▶ [Task to carry out]: Extract the exact passage from the rugby column, beginning at the words "Gatland again defies" and ending after the words "who deserve them.".

And yet yesterday, the Lions had two try scoring chances at critical points, and you don't need me to remind you if they took them or not.

Had the All Blacks been able to boast that ratio, this morning we would all be lauding a killer instinct and clinical edge that ensures their rightful status as the planet's best side.

Gatland again defies his critics . . .

The point would not have been lost on Gatland, which brings me conveniently on to the subject of the so often maligned coach.

I have been one of many outspoken critics of the 53-year-old in recent times.

With Wales, I feel approach has become stagnated and predictable, and his insistence on a seemingly settled selection policy has denied caps and opportunities to in-form players who deserve them.

Even this week, I severely questioned the non-inclusion of Justin Tipuric, the decision to omit Ben Te'o, and the continued preference of the conservative Connor Murray at scrum half, over the more dangerous Rhys Webb.

Yes, that would be the same 'conservative' Connor Murray whose blindside break and try yesterday proved so crucial in the glorious outcome.

. . . And deserves respect

Hard to believe I know, but even journalists are not always 100% right.....

Furthermore, his press conferences and attitude to the media are both often signified by ignorance, and you sense a lack of tolerance to those not within his immediate circle of trust.

And yet, he deserves great respect.

After all, a man who has led Wales to two Grand Slams, a first World Cup semi-final in 24 years (in 2011), and most significantly of all at this moment in time, has a winning Lions series on his CV, probably tends to know what he's doing.

In the modern day where professional sport is accompanied by a mass hyperbole of opinions on social media and beyond, criticism and cynicism is unavoidable. But those arguing that defeat yesterday would have ruined Gatland's reputation and credibility as a coach for evermore, defied belief.

▶ [Supplied material]:
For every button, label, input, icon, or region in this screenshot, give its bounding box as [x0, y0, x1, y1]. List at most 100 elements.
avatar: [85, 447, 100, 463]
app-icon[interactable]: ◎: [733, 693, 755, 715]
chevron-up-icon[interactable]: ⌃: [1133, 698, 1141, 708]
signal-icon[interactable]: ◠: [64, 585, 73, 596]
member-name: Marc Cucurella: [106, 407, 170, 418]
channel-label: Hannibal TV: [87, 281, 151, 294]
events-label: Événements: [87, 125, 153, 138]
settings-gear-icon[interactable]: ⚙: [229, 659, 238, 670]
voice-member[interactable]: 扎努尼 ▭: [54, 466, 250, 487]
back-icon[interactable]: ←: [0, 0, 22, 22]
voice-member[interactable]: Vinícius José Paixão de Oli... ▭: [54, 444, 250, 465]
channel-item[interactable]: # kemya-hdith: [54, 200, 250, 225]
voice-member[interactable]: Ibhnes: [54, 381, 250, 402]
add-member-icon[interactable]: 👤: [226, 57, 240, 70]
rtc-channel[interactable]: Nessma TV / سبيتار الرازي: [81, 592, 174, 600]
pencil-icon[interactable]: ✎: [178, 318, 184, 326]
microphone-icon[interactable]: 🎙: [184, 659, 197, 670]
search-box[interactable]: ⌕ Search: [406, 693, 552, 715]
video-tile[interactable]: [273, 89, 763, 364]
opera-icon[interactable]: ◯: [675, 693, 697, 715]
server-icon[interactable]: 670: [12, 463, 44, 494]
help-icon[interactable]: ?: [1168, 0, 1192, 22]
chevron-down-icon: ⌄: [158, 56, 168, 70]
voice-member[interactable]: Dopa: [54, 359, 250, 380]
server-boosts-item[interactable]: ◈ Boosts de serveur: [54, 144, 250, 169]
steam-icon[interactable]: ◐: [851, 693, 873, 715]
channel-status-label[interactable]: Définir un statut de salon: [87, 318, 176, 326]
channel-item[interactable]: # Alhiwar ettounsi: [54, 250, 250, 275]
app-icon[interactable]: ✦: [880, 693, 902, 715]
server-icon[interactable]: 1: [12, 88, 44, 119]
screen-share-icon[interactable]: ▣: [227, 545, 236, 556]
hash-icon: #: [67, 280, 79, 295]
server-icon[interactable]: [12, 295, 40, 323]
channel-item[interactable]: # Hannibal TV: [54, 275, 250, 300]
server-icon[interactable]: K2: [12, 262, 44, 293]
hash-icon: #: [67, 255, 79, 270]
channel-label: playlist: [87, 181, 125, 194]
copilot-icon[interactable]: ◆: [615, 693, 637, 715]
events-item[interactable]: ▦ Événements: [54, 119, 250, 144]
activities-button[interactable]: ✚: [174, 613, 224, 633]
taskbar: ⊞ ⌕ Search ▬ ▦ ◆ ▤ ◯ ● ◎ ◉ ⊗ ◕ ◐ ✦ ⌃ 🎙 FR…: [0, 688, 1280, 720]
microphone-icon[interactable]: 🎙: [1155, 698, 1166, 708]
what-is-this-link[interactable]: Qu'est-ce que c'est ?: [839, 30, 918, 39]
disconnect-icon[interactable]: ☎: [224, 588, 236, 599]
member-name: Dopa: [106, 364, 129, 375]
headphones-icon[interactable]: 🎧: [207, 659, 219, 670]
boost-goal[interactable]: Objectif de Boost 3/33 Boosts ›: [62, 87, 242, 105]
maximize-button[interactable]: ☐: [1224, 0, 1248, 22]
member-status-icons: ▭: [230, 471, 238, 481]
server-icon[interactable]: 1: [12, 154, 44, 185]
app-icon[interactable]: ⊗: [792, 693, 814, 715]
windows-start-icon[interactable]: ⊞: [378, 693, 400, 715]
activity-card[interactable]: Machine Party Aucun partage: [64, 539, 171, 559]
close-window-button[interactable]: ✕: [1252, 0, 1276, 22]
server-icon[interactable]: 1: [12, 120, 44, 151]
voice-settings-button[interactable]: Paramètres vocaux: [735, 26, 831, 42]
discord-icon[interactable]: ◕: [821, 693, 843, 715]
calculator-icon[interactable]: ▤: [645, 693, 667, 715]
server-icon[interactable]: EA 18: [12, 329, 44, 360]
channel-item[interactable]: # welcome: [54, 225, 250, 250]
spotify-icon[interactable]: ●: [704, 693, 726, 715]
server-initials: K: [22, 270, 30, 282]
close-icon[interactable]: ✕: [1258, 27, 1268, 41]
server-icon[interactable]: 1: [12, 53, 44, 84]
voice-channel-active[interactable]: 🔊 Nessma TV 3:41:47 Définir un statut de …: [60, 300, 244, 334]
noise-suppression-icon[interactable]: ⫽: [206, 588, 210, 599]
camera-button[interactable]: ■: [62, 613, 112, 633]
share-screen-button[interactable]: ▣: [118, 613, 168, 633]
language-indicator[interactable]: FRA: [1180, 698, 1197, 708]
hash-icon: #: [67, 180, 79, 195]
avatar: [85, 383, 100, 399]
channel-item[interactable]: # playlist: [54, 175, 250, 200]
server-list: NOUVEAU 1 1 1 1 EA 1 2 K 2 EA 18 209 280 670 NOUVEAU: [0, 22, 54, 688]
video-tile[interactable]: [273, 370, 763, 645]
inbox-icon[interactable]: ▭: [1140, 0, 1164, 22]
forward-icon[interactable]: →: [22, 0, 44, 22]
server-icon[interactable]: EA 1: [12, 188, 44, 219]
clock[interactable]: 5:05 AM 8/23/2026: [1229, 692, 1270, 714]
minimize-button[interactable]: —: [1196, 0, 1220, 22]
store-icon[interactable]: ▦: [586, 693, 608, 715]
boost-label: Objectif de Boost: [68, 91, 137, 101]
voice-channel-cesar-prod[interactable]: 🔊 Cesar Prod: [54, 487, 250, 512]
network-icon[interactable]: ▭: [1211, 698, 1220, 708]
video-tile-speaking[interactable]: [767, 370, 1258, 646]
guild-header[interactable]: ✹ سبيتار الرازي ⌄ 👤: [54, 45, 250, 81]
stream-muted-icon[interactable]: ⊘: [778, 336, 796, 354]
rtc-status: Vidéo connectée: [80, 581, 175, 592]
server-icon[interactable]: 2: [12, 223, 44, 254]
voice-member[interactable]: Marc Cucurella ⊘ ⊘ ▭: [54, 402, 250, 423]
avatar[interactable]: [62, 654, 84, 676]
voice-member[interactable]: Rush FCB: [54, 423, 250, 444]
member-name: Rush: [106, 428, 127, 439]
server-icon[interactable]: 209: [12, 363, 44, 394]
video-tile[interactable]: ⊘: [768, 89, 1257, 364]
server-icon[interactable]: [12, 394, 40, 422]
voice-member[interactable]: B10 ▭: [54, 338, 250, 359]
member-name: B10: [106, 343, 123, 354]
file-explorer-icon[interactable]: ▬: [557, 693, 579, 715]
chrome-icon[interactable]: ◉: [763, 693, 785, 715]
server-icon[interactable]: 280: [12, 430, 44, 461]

▶ [Response area]:
Gatland again defies his critics . . .

The point would not have been lost on Gatland, which brings me conveniently on to the subject of the so often maligned coach.

I have been one of many outspoken critics of the 53-year-old in recent times.

With Wales, I feel approach has become stagnated and predictable, and his insistence on a seemingly settled selection policy has denied caps and opportunities to in-form players who deserve them.